= EXERCISE MATERIALS =
----------
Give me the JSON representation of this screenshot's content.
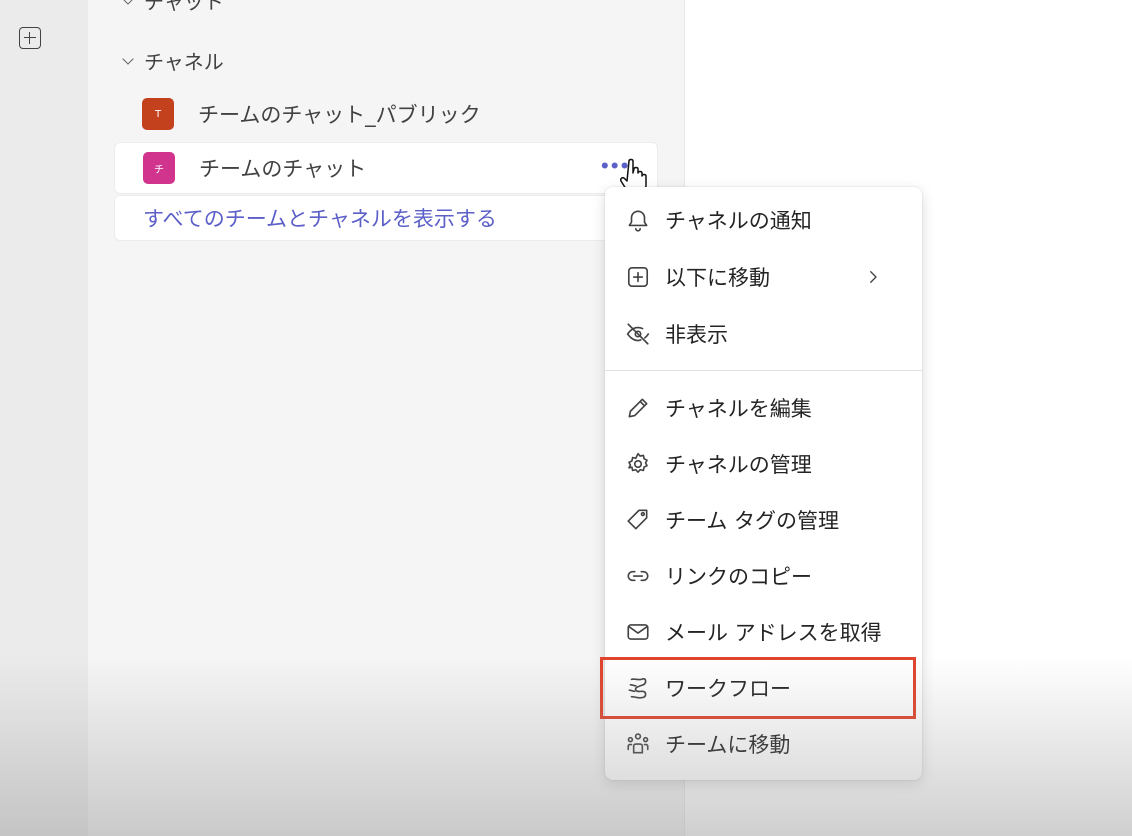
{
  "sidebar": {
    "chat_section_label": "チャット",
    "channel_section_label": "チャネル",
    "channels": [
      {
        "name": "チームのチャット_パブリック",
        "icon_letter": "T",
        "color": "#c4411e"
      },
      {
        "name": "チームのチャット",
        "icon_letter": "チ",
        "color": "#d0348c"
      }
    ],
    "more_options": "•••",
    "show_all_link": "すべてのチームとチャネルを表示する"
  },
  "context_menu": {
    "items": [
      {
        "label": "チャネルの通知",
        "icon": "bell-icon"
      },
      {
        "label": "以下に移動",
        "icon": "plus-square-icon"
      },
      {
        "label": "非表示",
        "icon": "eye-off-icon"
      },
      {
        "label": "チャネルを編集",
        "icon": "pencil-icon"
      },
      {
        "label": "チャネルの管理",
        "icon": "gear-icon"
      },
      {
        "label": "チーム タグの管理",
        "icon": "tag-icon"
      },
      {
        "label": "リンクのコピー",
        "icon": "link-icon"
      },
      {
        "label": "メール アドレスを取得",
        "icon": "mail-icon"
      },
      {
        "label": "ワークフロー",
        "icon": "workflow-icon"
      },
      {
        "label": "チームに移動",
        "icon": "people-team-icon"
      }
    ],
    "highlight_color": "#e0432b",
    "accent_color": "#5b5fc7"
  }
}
----------
= GIVEN REQUEST =
Copy all of the entries verbatim, leaving out any pictures they contain.

= RESULT FOR THIS EXERCISE =
Give me the JSON representation of this screenshot's content.
{
  "sidebar": {
    "chat_section_label": "チャット",
    "channel_section_label": "チャネル",
    "channels": [
      {
        "name": "チームのチャット_パブリック",
        "icon_letter": "T",
        "color": "#c4411e"
      },
      {
        "name": "チームのチャット",
        "icon_letter": "チ",
        "color": "#d0348c"
      }
    ],
    "more_options": "•••",
    "show_all_link": "すべてのチームとチャネルを表示する"
  },
  "context_menu": {
    "items": [
      {
        "label": "チャネルの通知",
        "icon": "bell-icon"
      },
      {
        "label": "以下に移動",
        "icon": "plus-square-icon"
      },
      {
        "label": "非表示",
        "icon": "eye-off-icon"
      },
      {
        "label": "チャネルを編集",
        "icon": "pencil-icon"
      },
      {
        "label": "チャネルの管理",
        "icon": "gear-icon"
      },
      {
        "label": "チーム タグの管理",
        "icon": "tag-icon"
      },
      {
        "label": "リンクのコピー",
        "icon": "link-icon"
      },
      {
        "label": "メール アドレスを取得",
        "icon": "mail-icon"
      },
      {
        "label": "ワークフロー",
        "icon": "workflow-icon"
      },
      {
        "label": "チームに移動",
        "icon": "people-team-icon"
      }
    ],
    "highlight_color": "#e0432b",
    "accent_color": "#5b5fc7"
  }
}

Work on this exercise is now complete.